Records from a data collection
++++

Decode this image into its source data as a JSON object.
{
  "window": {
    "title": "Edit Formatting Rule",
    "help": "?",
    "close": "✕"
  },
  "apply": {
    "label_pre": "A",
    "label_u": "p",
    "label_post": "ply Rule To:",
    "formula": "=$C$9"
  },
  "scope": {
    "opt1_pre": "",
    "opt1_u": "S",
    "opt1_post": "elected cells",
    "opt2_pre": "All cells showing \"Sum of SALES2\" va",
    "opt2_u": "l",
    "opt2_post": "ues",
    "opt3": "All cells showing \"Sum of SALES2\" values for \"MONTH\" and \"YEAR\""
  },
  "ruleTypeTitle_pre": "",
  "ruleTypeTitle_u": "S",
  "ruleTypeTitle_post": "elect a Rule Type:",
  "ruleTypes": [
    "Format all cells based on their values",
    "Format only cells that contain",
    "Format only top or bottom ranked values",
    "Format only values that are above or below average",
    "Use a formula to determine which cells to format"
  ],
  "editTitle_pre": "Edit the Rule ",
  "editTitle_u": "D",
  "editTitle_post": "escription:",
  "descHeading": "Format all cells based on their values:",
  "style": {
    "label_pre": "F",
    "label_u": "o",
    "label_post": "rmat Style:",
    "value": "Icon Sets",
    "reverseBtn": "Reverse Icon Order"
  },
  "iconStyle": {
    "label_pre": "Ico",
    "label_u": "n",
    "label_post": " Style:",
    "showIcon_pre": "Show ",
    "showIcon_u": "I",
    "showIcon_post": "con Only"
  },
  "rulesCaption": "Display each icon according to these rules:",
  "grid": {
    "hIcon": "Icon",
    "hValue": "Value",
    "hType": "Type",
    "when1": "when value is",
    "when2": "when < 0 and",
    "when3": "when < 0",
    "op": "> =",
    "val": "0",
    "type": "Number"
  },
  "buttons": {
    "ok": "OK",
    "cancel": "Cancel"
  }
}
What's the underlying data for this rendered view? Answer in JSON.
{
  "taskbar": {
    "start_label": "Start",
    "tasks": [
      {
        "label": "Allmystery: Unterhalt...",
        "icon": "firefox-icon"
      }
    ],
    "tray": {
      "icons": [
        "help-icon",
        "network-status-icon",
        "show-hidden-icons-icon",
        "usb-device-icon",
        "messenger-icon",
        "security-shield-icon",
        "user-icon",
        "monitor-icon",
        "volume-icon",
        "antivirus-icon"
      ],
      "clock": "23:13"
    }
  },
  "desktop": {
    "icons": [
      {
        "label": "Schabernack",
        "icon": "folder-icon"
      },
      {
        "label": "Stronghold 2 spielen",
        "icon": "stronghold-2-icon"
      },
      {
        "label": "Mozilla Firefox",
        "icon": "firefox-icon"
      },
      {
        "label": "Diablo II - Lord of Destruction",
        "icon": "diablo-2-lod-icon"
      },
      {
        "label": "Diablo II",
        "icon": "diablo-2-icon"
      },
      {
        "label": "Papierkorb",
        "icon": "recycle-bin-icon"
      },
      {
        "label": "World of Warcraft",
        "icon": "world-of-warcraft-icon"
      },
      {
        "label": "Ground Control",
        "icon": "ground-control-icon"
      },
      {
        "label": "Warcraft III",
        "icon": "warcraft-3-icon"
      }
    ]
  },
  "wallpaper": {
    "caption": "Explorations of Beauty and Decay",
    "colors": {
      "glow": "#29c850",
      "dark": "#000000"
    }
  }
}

++++

◆ **Brief**
Starting at the line that contains "What's the underlying", restate word for word every line through the last one in the records above. Return nothing else.

◆ **Solution for this problem**
What's the underlying data for this rendered view? Answer in JSON.
{
  "taskbar": {
    "start_label": "Start",
    "tasks": [
      {
        "label": "Allmystery: Unterhalt...",
        "icon": "firefox-icon"
      }
    ],
    "tray": {
      "icons": [
        "help-icon",
        "network-status-icon",
        "show-hidden-icons-icon",
        "usb-device-icon",
        "messenger-icon",
        "security-shield-icon",
        "user-icon",
        "monitor-icon",
        "volume-icon",
        "antivirus-icon"
      ],
      "clock": "23:13"
    }
  },
  "desktop": {
    "icons": [
      {
        "label": "Schabernack",
        "icon": "folder-icon"
      },
      {
        "label": "Stronghold 2 spielen",
        "icon": "stronghold-2-icon"
      },
      {
        "label": "Mozilla Firefox",
        "icon": "firefox-icon"
      },
      {
        "label": "Diablo II - Lord of Destruction",
        "icon": "diablo-2-lod-icon"
      },
      {
        "label": "Diablo II",
        "icon": "diablo-2-icon"
      },
      {
        "label": "Papierkorb",
        "icon": "recycle-bin-icon"
      },
      {
        "label": "World of Warcraft",
        "icon": "world-of-warcraft-icon"
      },
      {
        "label": "Ground Control",
        "icon": "ground-control-icon"
      },
      {
        "label": "Warcraft III",
        "icon": "warcraft-3-icon"
      }
    ]
  },
  "wallpaper": {
    "caption": "Explorations of Beauty and Decay",
    "colors": {
      "glow": "#29c850",
      "dark": "#000000"
    }
  }
}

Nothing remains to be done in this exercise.